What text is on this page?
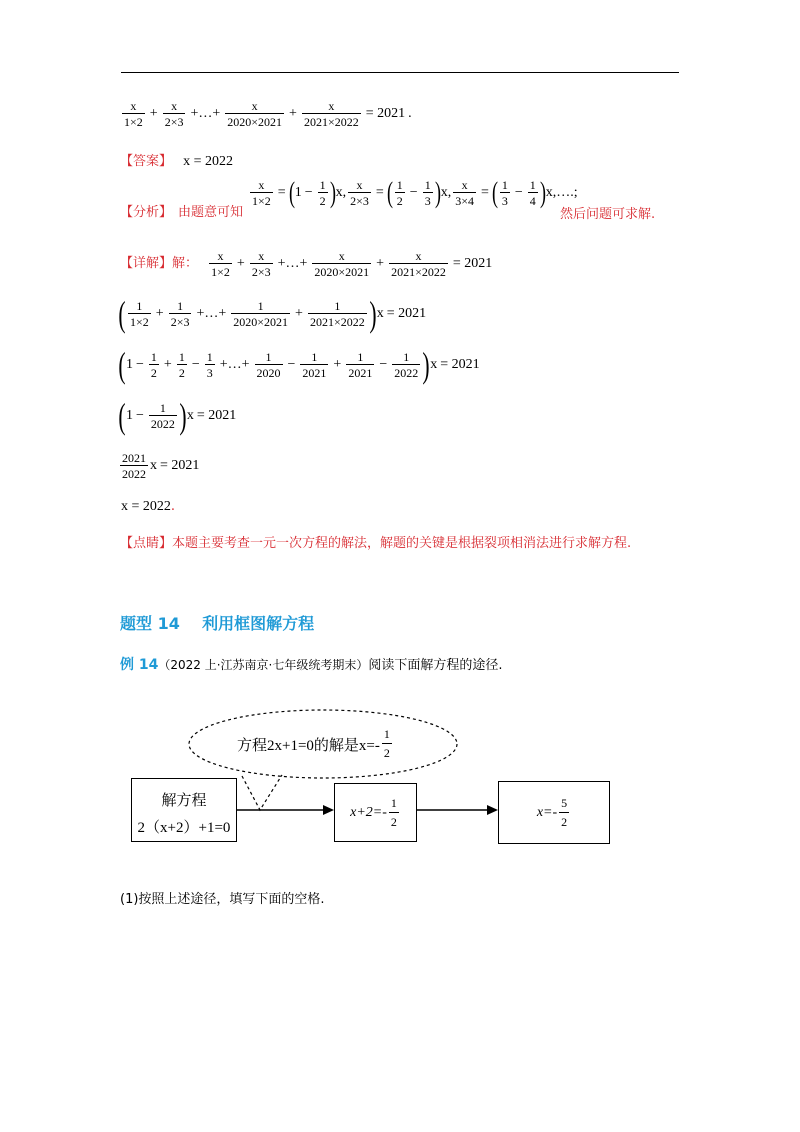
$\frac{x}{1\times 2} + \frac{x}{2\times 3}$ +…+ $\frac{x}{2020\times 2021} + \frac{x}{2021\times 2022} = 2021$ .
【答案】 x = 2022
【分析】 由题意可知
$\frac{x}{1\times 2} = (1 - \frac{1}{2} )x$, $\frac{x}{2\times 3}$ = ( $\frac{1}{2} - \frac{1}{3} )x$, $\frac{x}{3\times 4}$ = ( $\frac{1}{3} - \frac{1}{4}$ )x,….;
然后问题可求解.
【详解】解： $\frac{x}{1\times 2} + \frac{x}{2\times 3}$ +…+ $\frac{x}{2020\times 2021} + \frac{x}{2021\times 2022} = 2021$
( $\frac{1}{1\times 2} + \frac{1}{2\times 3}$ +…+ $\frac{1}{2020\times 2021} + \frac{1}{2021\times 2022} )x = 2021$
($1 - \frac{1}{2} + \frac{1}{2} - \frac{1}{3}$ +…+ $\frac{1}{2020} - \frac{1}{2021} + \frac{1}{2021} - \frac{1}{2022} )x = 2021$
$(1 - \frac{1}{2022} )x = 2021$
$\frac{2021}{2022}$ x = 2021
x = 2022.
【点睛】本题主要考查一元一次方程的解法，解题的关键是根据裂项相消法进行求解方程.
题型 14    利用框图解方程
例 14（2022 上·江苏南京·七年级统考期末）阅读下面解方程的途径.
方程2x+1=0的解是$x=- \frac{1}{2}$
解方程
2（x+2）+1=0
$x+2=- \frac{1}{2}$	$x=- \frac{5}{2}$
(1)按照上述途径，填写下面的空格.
+++
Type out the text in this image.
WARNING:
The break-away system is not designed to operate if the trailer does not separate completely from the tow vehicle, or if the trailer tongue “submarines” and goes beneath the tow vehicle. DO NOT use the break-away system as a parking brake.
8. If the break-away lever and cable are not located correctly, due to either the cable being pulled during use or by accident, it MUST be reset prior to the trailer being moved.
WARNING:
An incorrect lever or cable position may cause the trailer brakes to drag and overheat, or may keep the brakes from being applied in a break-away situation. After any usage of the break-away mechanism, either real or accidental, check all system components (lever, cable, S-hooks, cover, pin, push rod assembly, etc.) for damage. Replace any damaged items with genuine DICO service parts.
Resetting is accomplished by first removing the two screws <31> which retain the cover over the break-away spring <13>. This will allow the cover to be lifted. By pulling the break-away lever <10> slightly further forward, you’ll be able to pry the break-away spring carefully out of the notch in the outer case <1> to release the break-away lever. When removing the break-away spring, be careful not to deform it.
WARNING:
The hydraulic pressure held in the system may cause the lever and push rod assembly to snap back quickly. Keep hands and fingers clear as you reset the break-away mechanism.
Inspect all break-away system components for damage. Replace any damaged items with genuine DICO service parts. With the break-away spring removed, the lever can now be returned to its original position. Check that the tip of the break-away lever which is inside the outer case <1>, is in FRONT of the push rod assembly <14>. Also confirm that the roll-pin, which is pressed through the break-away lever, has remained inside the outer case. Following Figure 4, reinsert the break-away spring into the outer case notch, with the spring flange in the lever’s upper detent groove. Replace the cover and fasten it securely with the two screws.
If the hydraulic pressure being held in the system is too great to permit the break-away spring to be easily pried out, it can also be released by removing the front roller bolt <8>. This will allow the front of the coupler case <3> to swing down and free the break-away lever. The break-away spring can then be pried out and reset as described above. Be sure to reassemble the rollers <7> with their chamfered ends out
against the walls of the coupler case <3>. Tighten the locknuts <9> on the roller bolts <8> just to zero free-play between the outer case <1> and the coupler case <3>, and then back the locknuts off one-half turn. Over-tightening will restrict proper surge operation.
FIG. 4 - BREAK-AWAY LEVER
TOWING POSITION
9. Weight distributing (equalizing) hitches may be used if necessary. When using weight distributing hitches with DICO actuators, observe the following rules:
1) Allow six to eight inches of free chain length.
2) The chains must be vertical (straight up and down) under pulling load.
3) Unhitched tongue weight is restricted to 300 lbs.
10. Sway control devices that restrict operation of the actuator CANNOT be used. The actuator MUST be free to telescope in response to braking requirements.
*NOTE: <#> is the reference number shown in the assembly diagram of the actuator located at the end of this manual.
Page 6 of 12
+++
Pick out the lines that have the word "DICO". Copy them all.

An incorrect lever or cable position may cause the trailer brakes to drag and overheat, or may keep the brakes from being applied in a break-away situation. After any usage of the break-away mechanism, either real or accidental, check all system components (lever, cable, S-hooks, cover, pin, push rod assembly, etc.) for damage. Replace any damaged items with genuine DICO service parts.
Inspect all break-away system components for damage. Replace any damaged items with genuine DICO service parts. With the break-away spring removed, the lever can now be returned to its original position. Check that the tip of the break-away lever which is inside the outer case <1>, is in FRONT of the push rod assembly <14>. Also confirm that the roll-pin, which is pressed through the break-away lever, has remained inside the outer case. Following Figure 4, reinsert the break-away spring into the outer case notch, with the spring flange in the lever’s upper detent groove. Replace the cover and fasten it securely with the two screws.
9. Weight distributing (equalizing) hitches may be used if necessary. When using weight distributing hitches with DICO actuators, observe the following rules:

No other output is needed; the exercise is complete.